_Problem requirements_.
Extract each line containing the string "über".

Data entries
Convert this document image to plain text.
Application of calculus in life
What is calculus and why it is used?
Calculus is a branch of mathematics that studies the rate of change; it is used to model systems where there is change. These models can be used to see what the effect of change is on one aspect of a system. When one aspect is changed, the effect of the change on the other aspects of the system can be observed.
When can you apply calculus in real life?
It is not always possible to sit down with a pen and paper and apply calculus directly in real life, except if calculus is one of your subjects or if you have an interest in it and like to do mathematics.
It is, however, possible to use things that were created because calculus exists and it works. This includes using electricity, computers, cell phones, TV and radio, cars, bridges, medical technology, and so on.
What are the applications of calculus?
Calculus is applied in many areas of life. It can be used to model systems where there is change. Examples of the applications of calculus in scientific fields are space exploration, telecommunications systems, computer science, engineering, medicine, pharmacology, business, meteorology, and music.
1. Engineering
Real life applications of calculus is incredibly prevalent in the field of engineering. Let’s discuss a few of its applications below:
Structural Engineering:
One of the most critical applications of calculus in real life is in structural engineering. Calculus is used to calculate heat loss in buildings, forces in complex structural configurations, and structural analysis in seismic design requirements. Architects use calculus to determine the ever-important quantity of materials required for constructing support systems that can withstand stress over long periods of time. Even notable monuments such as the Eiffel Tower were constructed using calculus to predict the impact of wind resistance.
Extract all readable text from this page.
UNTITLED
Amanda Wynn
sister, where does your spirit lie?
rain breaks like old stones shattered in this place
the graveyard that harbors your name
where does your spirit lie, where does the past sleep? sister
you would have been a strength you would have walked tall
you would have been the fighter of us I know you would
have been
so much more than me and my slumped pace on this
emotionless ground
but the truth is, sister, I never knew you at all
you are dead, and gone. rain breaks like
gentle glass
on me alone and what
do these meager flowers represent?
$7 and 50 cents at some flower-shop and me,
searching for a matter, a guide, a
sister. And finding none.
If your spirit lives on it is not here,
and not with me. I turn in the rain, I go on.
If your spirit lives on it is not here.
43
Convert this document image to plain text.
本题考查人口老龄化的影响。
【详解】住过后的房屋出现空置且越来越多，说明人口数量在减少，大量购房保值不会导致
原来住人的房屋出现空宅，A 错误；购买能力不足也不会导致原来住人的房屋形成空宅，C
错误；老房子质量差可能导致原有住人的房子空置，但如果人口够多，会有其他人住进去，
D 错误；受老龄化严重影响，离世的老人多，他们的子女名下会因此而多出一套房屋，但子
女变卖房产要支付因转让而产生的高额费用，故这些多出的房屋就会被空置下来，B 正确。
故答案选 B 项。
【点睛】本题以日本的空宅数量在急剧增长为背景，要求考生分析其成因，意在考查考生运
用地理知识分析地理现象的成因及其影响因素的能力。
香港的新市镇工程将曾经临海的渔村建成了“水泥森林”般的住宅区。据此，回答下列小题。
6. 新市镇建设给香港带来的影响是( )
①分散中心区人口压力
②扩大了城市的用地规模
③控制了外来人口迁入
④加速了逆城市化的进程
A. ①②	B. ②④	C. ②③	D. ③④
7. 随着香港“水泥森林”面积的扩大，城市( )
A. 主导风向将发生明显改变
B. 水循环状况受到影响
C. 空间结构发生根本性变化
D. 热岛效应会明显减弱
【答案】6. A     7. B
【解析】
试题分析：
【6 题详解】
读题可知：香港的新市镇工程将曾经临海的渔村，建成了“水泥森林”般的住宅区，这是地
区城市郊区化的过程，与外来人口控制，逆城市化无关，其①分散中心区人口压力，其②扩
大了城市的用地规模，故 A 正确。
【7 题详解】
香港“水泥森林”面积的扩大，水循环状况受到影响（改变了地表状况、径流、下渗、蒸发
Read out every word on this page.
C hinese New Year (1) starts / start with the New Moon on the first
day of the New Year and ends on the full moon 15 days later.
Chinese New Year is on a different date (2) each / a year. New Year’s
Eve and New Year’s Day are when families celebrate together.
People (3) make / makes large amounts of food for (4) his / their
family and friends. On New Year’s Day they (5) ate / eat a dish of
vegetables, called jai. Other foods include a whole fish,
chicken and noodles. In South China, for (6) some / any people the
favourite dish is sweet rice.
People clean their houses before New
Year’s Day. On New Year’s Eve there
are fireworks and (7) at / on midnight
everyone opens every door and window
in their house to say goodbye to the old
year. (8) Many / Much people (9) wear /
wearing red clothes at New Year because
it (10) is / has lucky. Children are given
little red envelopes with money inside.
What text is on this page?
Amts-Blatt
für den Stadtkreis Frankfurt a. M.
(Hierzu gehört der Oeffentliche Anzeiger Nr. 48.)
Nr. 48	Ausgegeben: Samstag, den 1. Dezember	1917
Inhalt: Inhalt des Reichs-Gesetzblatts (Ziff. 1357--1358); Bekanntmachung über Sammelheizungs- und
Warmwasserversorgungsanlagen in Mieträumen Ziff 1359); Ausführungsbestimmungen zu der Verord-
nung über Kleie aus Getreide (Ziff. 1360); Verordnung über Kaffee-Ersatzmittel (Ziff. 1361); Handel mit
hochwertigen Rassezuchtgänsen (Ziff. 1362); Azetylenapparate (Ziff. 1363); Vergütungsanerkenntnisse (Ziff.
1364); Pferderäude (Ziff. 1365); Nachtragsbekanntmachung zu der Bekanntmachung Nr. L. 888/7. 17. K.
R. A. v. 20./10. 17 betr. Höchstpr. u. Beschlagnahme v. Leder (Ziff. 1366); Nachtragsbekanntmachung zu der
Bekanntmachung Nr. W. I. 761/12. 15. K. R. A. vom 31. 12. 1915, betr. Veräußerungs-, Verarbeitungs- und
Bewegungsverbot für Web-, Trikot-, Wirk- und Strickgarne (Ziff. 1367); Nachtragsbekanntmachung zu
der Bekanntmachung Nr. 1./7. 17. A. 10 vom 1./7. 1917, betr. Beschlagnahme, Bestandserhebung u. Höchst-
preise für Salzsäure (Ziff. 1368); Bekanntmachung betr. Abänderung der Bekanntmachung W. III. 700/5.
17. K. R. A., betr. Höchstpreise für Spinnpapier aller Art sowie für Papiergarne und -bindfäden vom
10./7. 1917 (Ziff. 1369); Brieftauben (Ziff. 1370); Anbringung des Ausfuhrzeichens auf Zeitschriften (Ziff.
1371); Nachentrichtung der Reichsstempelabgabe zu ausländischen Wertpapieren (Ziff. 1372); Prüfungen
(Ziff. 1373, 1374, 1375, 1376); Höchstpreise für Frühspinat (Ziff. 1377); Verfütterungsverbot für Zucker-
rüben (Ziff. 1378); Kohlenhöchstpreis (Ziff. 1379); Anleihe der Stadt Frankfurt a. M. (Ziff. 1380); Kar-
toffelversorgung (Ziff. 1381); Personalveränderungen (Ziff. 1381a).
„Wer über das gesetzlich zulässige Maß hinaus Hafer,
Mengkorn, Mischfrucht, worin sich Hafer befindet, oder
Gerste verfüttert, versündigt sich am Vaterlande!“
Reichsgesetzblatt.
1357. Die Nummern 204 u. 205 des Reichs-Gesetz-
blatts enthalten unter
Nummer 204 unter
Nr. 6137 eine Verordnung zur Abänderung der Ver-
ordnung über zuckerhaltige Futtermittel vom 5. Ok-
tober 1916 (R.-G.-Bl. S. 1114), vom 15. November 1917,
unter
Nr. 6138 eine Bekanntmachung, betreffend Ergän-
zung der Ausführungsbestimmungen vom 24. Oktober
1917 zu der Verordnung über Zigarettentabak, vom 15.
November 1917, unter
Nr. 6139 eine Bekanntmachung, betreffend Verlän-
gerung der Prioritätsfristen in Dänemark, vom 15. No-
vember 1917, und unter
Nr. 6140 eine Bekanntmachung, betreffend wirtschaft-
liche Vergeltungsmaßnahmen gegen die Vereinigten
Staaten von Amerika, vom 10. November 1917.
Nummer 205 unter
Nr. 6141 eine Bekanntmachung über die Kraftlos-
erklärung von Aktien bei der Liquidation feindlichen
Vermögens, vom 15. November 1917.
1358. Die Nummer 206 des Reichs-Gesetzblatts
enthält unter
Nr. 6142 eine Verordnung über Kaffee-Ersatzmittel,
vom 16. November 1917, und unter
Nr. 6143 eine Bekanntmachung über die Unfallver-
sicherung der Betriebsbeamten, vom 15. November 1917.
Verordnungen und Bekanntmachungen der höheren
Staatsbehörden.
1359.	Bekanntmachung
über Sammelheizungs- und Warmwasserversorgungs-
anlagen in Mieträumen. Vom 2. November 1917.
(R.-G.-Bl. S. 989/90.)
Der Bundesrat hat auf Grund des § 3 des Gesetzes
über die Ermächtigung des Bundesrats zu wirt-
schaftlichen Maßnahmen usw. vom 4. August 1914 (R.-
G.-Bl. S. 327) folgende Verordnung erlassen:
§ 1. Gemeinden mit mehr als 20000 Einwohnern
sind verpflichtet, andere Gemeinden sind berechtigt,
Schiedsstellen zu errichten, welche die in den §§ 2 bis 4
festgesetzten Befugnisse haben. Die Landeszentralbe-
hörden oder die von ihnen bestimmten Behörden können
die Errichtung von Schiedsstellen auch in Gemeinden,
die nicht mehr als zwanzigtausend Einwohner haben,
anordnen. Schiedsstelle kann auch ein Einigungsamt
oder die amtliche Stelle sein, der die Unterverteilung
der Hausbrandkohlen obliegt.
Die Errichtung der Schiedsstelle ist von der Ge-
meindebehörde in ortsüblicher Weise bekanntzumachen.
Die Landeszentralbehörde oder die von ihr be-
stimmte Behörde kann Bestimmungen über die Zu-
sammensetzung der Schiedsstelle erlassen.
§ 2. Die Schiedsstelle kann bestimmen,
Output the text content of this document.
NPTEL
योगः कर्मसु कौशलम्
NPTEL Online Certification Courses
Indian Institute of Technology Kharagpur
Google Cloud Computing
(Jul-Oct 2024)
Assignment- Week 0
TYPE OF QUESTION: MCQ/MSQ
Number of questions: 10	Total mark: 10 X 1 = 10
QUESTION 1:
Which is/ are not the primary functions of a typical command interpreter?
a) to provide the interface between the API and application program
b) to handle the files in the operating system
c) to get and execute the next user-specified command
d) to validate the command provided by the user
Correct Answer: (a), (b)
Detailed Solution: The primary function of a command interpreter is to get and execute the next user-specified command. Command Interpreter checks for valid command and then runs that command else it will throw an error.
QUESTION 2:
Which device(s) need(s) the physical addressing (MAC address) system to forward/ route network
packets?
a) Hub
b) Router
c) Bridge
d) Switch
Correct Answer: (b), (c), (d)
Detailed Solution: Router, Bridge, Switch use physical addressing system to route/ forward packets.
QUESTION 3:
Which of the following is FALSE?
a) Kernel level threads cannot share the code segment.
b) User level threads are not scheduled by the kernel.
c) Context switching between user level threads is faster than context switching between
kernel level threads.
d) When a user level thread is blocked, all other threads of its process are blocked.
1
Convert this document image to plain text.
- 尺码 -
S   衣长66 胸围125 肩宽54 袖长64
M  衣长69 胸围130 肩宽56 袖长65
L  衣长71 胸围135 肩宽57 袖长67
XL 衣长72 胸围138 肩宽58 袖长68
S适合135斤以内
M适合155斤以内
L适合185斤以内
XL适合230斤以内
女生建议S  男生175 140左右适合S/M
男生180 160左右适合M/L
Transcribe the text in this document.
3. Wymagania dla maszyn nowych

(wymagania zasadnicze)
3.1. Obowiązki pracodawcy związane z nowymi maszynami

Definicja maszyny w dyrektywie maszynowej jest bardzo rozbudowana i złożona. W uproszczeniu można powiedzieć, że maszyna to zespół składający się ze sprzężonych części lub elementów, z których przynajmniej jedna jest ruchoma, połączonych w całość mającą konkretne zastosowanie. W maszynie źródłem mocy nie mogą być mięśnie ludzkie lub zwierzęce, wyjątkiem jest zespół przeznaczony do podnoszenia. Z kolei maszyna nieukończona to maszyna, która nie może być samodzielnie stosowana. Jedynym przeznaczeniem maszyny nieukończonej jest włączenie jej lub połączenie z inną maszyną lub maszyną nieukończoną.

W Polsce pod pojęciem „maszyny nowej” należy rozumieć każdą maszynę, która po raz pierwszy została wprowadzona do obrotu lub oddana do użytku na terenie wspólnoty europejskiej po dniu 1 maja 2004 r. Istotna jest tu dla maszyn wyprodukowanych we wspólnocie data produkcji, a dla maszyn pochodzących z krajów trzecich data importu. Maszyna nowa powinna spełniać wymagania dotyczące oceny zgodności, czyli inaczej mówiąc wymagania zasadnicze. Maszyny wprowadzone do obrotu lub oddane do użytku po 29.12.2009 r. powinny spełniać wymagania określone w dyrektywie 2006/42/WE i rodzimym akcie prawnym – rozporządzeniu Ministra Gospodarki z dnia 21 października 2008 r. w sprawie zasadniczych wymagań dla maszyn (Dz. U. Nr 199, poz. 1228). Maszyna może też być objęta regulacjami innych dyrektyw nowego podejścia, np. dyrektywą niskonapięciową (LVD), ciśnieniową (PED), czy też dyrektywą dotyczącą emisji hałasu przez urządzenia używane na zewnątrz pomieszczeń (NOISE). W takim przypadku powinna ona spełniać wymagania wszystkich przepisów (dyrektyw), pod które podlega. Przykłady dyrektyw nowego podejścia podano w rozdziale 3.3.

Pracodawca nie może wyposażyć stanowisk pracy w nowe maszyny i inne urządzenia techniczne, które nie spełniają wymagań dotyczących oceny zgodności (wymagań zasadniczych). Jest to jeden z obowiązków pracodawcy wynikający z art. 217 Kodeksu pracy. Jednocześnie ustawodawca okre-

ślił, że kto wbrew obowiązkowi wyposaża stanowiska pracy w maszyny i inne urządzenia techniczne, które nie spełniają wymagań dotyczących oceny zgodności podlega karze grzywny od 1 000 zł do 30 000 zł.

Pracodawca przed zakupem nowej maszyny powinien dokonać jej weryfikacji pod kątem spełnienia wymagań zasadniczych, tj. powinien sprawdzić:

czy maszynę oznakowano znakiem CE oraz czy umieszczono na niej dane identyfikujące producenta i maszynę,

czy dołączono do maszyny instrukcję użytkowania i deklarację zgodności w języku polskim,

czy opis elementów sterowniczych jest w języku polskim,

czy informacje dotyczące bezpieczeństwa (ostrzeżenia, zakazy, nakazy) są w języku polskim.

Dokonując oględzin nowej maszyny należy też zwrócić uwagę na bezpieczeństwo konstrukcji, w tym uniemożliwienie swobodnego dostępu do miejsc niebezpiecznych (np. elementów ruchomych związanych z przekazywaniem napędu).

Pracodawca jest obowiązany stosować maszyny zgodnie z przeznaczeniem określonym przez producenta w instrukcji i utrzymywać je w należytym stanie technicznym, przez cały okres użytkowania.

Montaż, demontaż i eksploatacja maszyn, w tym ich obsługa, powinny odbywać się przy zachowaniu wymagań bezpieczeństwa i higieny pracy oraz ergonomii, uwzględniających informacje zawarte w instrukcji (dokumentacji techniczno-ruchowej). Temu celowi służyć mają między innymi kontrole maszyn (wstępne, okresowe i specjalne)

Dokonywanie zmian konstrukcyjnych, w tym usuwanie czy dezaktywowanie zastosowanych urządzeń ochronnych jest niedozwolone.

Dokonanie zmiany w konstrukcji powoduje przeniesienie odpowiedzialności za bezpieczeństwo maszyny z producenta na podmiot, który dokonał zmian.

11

_Solution_.
Inhalt: Inhalt des Reichs-Gesetzblatts (Ziff. 1357--1358); Bekanntmachung über Sammelheizungs- und
nung über Kleie aus Getreide (Ziff. 1360); Verordnung über Kaffee-Ersatzmittel (Ziff. 1361); Handel mit
„Wer über das gesetzlich zulässige Maß hinaus Hafer,
ordnung über zuckerhaltige Futtermittel vom 5. Ok-
1917 zu der Verordnung über Zigarettentabak, vom 15.
Nr. 6141 eine Bekanntmachung über die Kraftlos-
Nr. 6142 eine Verordnung über Kaffee-Ersatzmittel,
Nr. 6143 eine Bekanntmachung über die Unfallver-
über Sammelheizungs- und Warmwasserversorgungs-
über die Ermächtigung des Bundesrats zu wirt-
stimmte Behörde kann Bestimmungen über die Zu-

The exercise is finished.